Exercise aim
Write a continuation of the pull request description on fixing background crashes from NostrDB streams, starting right after its final line.

Supplied text
Fix background crashes #3313

danieldaquino · 2025-11-04T00:11:08Z

Summary

We have mechanisms in place to close NostrDB streams when the database needs to close; however, there is a short time window where those streams are closing down but the database still has its "open" property set to true, which means that new NostrDB streams may open. If that happens, those new streams will still be active when NostrDB gets closed down, causing memory crashes.

This was found by inspecting several crash logs and noticing that:

most of the ndb.close calls are coming from the general backgrounding task (not the last resort backgrounding task), where all old tasks are guaranteed to have closed (we wait for all of them to close before proceeding to closing NostrDB).
the stack traces of the crashed threads show that, in most cases, the stream crashes while they are in the query stage (which means that those must have been very recently opened).

The issue was fixed by signalling that NostrDB has closed (without actually closing it) before cancelling any streaming tasks and officially closing NostrDB. This way, new NostrDB streaming tasks will notice that the database is closed and will wait for it to reopen.

No changelog entry is needed as this issue was introduced after our last public release.

Changelog-None
Closes: #3245

Checklist

Standard PR Checklist

I have read (or I am familiar with) the Contribution Guidelines
I have tested the changes in this PR
I have profiled the changes to ensure there are no performance regressions, or I do not need to profile the changes.
- Utilize Xcode profiler to measure performance impact of code changes. See https://developer.apple.com/videos/play/wwdc2025/306
- If not needed, provide reason: Minimal changes
I have opened or referred to an existing github issue related to this change.
My PR is either small, or I have split it into smaller logical commits that are easier to review
I have added the signoff line to all my commits. See Signing off your work
I have added appropriate changelog entries for the changes in this PR. See Adding changelog entries
- I do not need to add a changelog entry. Reason: Issue was introduced after our last public release.

Data lines
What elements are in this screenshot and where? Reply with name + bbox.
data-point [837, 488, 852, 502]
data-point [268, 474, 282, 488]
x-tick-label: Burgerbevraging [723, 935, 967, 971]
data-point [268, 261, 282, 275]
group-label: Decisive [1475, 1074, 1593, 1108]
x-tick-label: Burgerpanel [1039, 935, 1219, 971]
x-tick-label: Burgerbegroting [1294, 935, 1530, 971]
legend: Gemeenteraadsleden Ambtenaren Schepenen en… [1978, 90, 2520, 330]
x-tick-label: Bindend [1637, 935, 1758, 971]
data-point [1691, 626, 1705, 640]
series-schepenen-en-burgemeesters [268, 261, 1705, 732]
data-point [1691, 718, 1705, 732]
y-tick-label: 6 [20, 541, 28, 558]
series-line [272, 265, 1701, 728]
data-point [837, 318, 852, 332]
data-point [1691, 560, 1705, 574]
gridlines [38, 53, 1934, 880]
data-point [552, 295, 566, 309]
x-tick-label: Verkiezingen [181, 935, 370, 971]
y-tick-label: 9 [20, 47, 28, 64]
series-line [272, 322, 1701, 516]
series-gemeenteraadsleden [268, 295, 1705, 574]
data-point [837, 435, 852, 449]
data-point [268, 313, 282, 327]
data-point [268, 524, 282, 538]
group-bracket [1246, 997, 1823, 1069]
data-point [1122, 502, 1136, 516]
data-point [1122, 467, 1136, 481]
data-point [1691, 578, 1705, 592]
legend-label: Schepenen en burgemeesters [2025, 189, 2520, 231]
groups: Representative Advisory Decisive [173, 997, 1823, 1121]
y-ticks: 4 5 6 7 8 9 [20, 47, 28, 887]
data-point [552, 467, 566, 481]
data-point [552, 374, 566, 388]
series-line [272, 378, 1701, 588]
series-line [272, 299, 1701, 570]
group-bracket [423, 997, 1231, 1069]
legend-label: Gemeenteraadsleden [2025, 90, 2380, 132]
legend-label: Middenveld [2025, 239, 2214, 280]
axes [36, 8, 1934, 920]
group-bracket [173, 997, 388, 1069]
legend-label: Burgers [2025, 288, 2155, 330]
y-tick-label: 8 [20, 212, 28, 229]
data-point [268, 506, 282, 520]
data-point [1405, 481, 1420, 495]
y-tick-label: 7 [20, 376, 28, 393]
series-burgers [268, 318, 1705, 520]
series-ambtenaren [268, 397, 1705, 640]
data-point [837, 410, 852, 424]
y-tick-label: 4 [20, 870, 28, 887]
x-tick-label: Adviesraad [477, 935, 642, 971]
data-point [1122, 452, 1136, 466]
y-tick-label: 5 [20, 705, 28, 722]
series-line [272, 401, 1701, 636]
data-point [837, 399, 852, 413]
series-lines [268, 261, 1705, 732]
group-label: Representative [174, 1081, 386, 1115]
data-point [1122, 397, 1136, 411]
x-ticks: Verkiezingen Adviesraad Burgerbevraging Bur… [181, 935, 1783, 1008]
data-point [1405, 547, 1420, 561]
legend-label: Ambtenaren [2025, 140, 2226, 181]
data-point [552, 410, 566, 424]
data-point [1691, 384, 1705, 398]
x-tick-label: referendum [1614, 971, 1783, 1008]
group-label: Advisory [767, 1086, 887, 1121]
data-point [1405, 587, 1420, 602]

Response to the task
I have added appropriate Closes: or Fixes: tags in the commit messages wherever applicable, or made sure those are not needed. See Submitting patches

Test report

TBD, I will run this for a few days on my phone to see if the background crash occurs.

Results:

PASS
Partial PASS
- Details: [Please provide details of the partial pass]

Other notes

[Please provide any other information that you think is relevant to this PR.]

danieldaquino · 2025-11-06T22:23:02Z

@jb55, I changed my mind about this approach, and converted this PR back to a draft. Please do not merge it yet.

I started trying to recreate the crash more consistently via an automated test so that we can prevent future regressions and to make sure this fix is rigorous and thorough.

Even though I am confident that I understand the root cause, recreating this in a controlled environment has proven to be quite difficult (The time window for the crash to occur is very small and requires lots of things to happen in a particular sequence).

Moreover, after spending some time trying to create automated tests to recreate this, I realized that perhaps we should fix this at the Ndb.swift or nostrdb.c level — considering that we want NostrDB to become a library. Otherwise other users of the NostrDB Swift library can end up running into this.

I am now starting to investigate and brainstorm how I can fix it at that level.

danieldaquino · 2025-11-18T02:20:50Z

@jb55, so far I was able to bring the repro rate down from about 4 crashes out of 7 test runs (4/7) down to 1 crash out of 16 test runs (1/16) with the fixes in this PR.

Note: Each "test run" runs about 10K iterations of simultaneous queries and NostrDB close/open calls.

Unfortunately I still see occasional edge cases where it still crashes with a memory error. Before I move on with the next steps, what do you think of the general approach and concurrency design decisions taken here? Do you have any insights or ideas on ways we can design these code paths to be more thread-safe in general?

alltheseas · 2025-11-18T03:14:15Z

Does this review pass your laugh test @danieldaquino ?

Given the goal—preventing new streams from sneaking in during the short
“closing” window—I’d still address the earlier findings before evaluating the overall design:

markClosed() currently flips is_closed to true, but close() immediately returns when is_closed is true.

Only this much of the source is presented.